=== What the exercise asks ===
Rewrite each line of the entries below as a row in a Markdown table with the columns Row and Line. Skip blank lines and leave the pictures out.

****************************************

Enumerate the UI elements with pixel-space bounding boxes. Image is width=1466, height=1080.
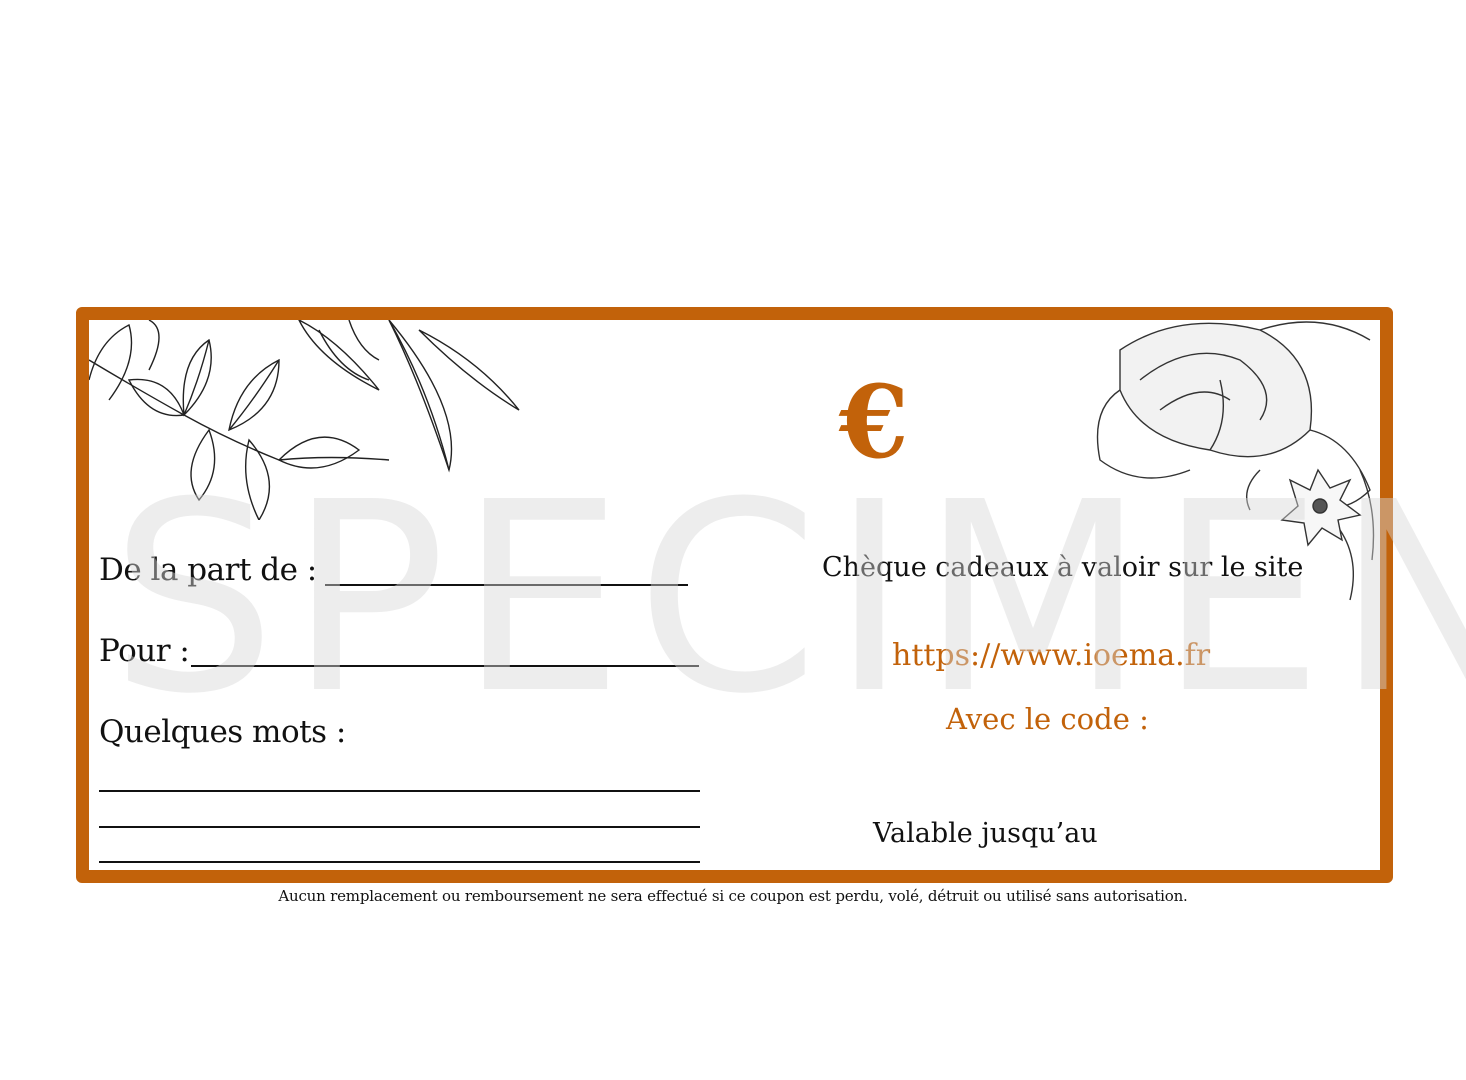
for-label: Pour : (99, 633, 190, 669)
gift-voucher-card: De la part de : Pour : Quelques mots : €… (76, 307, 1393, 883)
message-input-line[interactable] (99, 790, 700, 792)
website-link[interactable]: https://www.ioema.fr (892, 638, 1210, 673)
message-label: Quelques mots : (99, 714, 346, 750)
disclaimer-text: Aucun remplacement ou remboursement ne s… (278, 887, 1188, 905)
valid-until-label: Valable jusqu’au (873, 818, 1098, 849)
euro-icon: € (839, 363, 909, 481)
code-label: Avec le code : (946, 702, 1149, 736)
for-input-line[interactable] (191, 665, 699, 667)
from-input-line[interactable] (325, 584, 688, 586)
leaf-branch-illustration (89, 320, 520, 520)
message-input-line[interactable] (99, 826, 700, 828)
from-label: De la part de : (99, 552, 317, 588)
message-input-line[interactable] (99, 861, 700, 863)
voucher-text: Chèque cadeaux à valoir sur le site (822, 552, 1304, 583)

****************************************

=== Task result ===
| Row | Line |
|---|---|
| 1 | Enumerate the UI elements with pixel-space bounding boxes. Image is width=1466, height=1080. |
| 2 | for-label: Pour : (99, 633, 190, 669) |
| 3 | gift-voucher-card: De la part de : Pour : Quelques mots : €… (76, 307, 1393, 883) |
| 4 | message-input-line[interactable] (99, 790, 700, 792) |
| 5 | website-link[interactable]: https://www.ioema.fr (892, 638, 1210, 673) |
| 6 | message-label: Quelques mots : (99, 714, 346, 750) |
| 7 | disclaimer-text: Aucun remplacement ou remboursement ne s… (278, 887, 1188, 905) |
| 8 | valid-until-label: Valable jusqu’au (873, 818, 1098, 849) |
| 9 | euro-icon: € (839, 363, 909, 481) |
| 10 | code-label: Avec le code : (946, 702, 1149, 736) |
| 11 | for-input-line[interactable] (191, 665, 699, 667) |
| 12 | from-input-line[interactable] (325, 584, 688, 586) |
| 13 | leaf-branch-illustration (89, 320, 520, 520) |
| 14 | message-input-line[interactable] (99, 826, 700, 828) |
| 15 | from-label: De la part de : (99, 552, 317, 588) |
| 16 | message-input-line[interactable] (99, 861, 700, 863) |
| 17 | voucher-text: Chèque cadeaux à valoir sur le site (822, 552, 1304, 583) |